--- WHAT IS REQUIRED ---
Locate and copy all lines bearing the word "bottom".

--- TASK DATA ---
■ ■ ■
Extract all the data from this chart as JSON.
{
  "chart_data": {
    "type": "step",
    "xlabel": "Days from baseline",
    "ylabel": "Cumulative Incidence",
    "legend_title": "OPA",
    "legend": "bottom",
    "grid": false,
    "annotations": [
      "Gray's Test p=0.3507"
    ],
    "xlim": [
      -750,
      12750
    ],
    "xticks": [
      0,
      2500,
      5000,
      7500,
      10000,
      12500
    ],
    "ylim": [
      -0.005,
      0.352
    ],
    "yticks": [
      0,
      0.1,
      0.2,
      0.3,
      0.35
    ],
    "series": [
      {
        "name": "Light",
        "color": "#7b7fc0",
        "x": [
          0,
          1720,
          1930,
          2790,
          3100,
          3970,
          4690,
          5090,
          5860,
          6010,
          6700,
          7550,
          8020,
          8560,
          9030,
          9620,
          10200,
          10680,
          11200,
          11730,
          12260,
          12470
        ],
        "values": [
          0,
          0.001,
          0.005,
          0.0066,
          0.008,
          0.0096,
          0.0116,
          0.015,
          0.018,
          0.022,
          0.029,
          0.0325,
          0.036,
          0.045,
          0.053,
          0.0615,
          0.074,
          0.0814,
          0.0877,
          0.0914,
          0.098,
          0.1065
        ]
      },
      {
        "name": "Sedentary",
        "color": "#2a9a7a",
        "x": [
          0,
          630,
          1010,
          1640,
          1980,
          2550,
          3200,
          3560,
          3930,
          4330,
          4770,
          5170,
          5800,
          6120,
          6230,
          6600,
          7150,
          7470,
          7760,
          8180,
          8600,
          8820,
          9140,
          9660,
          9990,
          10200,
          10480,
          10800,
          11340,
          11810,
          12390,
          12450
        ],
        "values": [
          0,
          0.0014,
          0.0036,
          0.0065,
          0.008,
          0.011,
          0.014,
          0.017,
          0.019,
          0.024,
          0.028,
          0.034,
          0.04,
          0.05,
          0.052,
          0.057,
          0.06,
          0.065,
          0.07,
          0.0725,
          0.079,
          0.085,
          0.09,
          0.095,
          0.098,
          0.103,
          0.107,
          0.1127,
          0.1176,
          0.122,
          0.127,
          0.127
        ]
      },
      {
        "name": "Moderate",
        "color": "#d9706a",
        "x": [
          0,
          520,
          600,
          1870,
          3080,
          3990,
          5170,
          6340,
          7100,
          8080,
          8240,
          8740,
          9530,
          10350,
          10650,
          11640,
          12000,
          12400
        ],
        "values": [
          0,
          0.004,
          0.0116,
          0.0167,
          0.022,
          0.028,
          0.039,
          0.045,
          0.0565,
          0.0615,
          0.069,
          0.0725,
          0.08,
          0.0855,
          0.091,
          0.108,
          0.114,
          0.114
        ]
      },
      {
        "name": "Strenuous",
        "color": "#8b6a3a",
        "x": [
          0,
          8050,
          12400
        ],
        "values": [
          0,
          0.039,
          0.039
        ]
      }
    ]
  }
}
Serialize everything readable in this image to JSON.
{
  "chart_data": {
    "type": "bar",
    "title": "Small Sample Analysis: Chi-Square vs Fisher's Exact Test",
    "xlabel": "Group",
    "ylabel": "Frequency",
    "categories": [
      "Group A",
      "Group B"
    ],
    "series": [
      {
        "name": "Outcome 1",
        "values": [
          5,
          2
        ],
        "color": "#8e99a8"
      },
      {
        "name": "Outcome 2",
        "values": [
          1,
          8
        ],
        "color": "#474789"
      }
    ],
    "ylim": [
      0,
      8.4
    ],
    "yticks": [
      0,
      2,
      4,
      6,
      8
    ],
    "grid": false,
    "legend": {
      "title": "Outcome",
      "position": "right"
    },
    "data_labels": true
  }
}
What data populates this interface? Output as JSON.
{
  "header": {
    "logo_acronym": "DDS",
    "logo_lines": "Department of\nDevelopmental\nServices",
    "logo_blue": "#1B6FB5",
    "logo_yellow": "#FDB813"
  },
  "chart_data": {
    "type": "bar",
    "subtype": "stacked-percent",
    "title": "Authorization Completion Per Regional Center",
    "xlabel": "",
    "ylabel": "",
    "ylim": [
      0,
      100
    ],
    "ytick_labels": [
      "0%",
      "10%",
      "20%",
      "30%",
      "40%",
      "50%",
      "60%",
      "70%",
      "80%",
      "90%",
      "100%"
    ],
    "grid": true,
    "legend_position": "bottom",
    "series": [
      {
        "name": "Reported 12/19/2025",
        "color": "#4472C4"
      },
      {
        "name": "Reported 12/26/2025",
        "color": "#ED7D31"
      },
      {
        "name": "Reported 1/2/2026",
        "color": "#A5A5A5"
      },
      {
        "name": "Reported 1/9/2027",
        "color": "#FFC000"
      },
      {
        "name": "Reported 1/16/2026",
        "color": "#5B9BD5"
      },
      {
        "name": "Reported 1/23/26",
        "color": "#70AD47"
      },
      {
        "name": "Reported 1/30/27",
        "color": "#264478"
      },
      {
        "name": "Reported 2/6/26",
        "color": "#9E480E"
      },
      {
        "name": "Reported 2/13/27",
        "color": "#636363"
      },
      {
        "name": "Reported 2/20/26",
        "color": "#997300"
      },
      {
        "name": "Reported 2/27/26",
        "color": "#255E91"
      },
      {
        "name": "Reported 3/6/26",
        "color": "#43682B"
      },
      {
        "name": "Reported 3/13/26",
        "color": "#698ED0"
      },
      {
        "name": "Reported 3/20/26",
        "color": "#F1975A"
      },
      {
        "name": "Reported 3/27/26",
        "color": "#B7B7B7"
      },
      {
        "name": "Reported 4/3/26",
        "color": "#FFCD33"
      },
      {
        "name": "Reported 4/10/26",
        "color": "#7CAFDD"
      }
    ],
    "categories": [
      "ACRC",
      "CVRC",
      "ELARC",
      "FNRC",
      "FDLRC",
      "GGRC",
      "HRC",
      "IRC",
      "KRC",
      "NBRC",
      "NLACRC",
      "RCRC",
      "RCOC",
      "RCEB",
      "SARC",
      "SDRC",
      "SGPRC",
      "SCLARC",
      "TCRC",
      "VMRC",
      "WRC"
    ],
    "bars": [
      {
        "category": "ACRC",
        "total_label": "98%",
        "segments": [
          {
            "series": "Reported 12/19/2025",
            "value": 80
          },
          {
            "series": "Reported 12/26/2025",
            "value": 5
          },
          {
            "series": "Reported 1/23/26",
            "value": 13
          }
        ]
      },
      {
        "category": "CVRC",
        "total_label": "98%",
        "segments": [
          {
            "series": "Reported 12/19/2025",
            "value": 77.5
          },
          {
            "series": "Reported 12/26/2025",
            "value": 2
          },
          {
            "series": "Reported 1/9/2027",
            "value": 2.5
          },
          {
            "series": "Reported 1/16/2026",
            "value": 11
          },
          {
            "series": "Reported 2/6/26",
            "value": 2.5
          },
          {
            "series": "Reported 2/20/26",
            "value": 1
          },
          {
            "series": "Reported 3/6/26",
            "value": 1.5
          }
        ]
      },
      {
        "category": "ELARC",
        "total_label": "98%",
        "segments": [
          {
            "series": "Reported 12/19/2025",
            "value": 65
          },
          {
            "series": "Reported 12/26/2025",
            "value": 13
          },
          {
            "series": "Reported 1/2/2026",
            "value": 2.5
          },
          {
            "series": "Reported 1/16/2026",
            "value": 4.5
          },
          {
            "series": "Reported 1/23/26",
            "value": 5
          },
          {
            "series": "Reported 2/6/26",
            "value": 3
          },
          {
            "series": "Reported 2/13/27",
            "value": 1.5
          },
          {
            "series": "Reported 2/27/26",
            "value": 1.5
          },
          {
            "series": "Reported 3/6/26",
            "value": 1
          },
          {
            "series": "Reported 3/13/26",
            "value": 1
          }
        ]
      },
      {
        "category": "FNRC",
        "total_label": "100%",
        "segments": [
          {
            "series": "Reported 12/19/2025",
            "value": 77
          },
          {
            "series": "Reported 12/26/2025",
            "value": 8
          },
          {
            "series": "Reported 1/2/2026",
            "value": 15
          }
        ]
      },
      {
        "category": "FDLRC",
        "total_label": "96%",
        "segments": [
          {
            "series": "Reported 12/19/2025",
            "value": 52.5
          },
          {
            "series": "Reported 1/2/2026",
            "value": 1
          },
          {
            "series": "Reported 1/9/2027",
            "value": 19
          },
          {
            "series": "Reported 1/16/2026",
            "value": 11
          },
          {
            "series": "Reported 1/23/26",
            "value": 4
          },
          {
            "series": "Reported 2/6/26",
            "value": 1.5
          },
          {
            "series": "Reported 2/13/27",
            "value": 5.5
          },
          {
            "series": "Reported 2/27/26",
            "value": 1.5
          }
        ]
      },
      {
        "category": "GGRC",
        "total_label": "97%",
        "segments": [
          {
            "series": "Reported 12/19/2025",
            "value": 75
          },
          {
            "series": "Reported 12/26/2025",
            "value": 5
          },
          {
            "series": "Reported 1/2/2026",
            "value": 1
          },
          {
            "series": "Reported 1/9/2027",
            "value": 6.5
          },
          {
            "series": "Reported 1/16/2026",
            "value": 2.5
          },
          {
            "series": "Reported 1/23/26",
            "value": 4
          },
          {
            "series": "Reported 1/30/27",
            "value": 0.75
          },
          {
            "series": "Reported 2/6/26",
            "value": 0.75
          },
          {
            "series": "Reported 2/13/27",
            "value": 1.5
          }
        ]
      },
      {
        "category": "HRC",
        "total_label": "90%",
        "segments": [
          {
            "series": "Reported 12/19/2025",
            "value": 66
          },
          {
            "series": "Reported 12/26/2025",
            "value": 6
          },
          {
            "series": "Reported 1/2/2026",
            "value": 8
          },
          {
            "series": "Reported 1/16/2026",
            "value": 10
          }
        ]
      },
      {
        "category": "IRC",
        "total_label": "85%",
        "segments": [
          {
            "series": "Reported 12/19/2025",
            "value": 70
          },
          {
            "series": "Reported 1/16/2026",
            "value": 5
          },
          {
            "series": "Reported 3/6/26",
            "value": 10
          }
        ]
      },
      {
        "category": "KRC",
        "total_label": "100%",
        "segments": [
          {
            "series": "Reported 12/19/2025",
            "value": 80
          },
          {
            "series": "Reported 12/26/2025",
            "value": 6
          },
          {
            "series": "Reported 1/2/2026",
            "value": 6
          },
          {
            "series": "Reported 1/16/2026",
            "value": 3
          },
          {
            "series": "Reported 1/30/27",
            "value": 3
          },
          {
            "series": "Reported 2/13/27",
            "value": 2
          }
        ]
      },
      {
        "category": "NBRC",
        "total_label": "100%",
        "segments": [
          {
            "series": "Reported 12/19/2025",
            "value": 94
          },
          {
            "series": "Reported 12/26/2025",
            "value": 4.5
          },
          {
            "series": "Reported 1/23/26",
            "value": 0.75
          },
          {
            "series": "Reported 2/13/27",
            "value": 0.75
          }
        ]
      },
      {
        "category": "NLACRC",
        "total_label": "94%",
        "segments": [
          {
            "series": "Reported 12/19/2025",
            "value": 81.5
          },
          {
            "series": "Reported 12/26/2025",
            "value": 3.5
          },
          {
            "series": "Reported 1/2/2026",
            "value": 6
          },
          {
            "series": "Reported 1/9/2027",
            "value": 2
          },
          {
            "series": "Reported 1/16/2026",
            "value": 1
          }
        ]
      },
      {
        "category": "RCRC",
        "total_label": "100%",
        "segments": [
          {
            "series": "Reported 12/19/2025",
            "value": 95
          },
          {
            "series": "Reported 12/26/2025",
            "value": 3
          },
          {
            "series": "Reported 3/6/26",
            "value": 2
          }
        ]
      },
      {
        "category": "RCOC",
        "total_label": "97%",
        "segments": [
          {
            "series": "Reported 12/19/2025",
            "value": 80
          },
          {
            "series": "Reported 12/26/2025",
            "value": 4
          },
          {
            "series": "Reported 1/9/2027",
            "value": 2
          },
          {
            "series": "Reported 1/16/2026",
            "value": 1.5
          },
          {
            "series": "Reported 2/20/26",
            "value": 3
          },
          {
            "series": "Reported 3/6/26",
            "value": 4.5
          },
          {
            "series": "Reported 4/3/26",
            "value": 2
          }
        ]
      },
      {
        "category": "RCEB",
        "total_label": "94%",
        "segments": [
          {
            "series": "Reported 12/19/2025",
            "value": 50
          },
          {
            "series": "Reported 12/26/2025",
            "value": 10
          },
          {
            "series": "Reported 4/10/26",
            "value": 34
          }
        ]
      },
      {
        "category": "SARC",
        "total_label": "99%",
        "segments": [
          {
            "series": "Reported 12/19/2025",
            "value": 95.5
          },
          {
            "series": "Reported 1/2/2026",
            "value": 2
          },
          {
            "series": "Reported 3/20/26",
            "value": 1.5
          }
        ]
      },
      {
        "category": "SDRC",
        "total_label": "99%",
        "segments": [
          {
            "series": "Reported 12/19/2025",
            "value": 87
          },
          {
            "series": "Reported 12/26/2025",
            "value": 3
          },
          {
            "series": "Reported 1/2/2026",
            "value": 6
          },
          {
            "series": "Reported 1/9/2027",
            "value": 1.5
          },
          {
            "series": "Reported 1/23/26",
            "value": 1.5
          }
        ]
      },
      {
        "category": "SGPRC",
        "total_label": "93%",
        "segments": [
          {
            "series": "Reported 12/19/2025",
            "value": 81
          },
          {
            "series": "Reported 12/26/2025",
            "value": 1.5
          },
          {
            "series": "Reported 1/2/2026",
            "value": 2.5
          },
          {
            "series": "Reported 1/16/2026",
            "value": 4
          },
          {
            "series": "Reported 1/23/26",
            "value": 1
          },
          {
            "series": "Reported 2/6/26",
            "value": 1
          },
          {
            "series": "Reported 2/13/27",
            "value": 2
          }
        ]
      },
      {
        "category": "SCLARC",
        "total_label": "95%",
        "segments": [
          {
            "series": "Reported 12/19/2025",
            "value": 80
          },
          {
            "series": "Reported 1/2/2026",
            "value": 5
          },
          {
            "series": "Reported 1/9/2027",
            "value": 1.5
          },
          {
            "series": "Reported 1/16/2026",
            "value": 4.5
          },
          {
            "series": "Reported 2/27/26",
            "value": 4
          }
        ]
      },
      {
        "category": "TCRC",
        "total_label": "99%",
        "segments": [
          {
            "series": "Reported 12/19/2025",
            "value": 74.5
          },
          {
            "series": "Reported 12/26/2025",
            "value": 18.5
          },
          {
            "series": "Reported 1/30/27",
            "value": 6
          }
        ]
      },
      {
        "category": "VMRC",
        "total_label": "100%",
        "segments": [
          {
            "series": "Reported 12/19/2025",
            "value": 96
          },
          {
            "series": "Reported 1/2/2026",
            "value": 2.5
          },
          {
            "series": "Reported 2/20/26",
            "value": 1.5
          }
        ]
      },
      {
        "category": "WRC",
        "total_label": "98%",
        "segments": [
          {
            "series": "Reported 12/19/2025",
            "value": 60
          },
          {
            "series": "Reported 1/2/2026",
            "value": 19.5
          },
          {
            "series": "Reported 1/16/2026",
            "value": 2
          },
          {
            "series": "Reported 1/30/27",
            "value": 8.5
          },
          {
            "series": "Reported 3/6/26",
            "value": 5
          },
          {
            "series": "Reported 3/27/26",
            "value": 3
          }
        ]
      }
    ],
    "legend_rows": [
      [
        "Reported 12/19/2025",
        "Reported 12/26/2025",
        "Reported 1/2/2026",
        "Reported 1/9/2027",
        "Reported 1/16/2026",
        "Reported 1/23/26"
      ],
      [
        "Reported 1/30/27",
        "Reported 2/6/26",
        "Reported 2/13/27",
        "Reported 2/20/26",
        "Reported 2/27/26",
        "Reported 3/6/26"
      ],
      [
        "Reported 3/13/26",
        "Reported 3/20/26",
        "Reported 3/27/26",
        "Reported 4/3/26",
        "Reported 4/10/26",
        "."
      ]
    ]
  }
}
■ ■ ■
--- PROBLEM SOLUTION ---
    "legend": "bottom",
    "legend_position": "bottom",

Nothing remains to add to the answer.